EXERCISE PASSAGE:

>>>

Monday, 25 May 2015
How to do a healthy detox
A detox diet is a plan that aims to improve your body’s natural processes by changing the food you eat. According to the Mayo Clinic, these diets aren’t scientifically proven to be effective. But they are recommended by natural healthcare practitioners to treat a number of symptoms from fatigue to headaches. In the context of a detox diet, toxins refer to substances that we’ve over consumed, says Vancouver-based naturopath Thara Vayali. "Anything can become toxic if we have it in excess in our bodies."
Detox diets and weight loss
If you intend to use a detox to shed pounds, think again. "A detox diet isn’t indicated for weight loss," Vayali advises. In fact, drastically cutting calories can be extremely harmful. "When you’re not giving yourself a natural amount of calories, fats, carbohydrates and protein, your body’s metabolism takes that as a sign that it might not get those things naturally," she warns. "It starts to store those things instead of releasing them, so you might find yourself in a worse condition later on." Be wary of any plan that recommends you stop eating in order to cleanse your system.

<<<

ASSIGNED TASK: Please extend the article on healthy detox diets, picking up right after its last sentence.

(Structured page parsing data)
>>>

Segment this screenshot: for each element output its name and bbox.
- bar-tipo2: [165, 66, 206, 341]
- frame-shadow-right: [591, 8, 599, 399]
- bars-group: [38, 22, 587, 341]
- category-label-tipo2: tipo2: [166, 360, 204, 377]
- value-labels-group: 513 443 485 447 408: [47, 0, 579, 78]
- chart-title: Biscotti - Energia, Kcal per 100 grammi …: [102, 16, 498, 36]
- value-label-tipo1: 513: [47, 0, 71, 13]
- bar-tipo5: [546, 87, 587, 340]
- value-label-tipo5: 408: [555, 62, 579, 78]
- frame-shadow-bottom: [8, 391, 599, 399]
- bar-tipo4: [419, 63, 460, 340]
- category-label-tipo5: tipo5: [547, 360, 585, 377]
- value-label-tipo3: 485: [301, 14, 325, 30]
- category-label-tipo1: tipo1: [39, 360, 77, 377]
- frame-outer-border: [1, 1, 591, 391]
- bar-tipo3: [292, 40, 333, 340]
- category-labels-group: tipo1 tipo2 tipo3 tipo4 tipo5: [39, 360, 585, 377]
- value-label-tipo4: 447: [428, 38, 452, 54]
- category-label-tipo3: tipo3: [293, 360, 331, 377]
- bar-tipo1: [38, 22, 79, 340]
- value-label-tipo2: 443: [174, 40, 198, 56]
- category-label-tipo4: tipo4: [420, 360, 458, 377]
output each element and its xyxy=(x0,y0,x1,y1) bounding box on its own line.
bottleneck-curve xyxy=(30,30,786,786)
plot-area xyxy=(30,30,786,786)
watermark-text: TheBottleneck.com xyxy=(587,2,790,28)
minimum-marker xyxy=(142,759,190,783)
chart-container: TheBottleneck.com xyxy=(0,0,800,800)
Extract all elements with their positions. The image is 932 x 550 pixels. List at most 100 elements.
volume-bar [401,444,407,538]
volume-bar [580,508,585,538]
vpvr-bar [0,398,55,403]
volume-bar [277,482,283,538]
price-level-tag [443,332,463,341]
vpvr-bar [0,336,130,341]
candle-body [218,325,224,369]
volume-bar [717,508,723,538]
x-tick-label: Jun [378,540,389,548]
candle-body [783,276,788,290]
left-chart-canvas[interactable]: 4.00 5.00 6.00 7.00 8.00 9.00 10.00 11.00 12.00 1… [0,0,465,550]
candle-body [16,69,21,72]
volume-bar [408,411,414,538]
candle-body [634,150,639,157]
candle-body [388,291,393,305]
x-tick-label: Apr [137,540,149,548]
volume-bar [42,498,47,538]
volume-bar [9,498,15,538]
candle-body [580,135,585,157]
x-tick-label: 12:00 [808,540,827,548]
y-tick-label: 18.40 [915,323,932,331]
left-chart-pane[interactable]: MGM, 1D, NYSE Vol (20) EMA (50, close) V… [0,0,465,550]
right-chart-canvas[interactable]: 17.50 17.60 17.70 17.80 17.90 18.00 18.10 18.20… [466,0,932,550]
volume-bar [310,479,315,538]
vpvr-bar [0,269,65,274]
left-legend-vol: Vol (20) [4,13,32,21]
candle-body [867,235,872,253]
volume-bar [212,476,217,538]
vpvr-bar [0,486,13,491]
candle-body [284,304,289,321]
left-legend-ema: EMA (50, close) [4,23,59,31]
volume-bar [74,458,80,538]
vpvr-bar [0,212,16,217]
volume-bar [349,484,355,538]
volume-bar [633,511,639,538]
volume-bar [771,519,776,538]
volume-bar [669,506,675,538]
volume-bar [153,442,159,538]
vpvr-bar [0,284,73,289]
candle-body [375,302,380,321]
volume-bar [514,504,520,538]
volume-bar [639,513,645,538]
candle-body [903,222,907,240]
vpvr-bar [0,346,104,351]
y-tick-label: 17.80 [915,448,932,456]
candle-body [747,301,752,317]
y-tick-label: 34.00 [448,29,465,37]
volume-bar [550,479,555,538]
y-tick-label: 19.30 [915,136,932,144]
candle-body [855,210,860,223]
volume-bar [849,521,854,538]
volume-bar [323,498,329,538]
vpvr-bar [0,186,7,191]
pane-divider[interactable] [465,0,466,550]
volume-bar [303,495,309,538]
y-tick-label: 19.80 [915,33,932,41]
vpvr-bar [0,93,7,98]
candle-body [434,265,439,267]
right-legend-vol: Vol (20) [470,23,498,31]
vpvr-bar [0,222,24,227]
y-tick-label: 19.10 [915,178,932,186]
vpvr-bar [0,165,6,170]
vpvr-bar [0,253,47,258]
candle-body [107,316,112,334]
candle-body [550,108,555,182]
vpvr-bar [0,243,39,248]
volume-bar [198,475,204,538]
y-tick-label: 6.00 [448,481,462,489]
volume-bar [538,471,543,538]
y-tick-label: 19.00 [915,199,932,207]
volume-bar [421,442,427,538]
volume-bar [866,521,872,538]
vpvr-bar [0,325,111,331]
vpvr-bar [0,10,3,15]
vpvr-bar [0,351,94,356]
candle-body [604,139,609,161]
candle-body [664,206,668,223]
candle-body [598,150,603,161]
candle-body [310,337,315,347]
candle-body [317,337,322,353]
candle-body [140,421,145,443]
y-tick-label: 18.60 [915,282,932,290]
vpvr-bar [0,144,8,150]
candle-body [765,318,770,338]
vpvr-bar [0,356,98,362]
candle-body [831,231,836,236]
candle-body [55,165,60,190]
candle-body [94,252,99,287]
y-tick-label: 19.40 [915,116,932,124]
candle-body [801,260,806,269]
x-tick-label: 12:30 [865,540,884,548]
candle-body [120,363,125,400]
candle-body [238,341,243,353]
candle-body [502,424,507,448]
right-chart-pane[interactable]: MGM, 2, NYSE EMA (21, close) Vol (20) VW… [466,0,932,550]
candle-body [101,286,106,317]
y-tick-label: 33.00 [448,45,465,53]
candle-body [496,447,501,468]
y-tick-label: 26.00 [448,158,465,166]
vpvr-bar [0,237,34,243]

<<<

YOUR RESPONSE:
Starting a healthy detox
The best way to begin a detox is by visiting your healthcare practitioner to discuss your plan and any symptoms you’re experiencing. "You might think that you have toxins but you may have something that’s more severe. It’s important to have someone assess that," Vayali advises. Your doctor or naturopath can also recommend foods and lifestyle changes that are healthiest for you. When you’re ready to start your healthy detox, consider making these diet and lifestyle changes:
Replace processed foods with whole ones
Vayali generally recommends that her patients cut out processed foods from their diets. These include things like store-bought pastries, microwave dinners, candies — many of the pre-prepared products you find in the middle aisles of your grocery store. Instead of relying on these convenience items, fill up on whole foods such as fruits, vegetables, whole grains, and lean meats and fish.
Boost your fibre
"Fibre is really important to help the motility in your colon to make sure you’re eliminating. If you’re detoxing but not eliminating, you’re actually creating more problems [in your system]," Vayali says. There are two kinds of fibre that help promote regularity. Insoluble fibre, found in leafy greens like spinach and kale, helps keep things moving through your intestines. Soluble fibre, which comes from foods such as apples, pears and beans, helps bulk up the contents of the bowels. Check out our recipes for ideas on how to include fibre-rich food in your diet.
Increasing your fibre intake means you’ll need also need to stay hydrated to keep your bowels moving regularly. Don’t go overboard, though — drinking too much water isn’t healthy, Vayali warns. To determine how much water you need each day, she recommends dividing your body weight in half and converting that number to ounces. For example, a woman weighing 140 pounds should aim to drink 70 ounces (2 litres) of water each day.
Cut back on sugar
Sugar itself shouldn’t be considered toxic, Vayali says. "Every carbohydrate we eat breaks down into a simple sugar — that’s how we digest it." She goes on to explain, however, that she recommends eliminating processed sugars during a detox because it’s a substance we tend to over consume. It may seem tough to cut back on the sweet stuff, but she says that the increased amount of whole grains, fruits and vegetables you’ll be consuming should help curb your sweet tooth.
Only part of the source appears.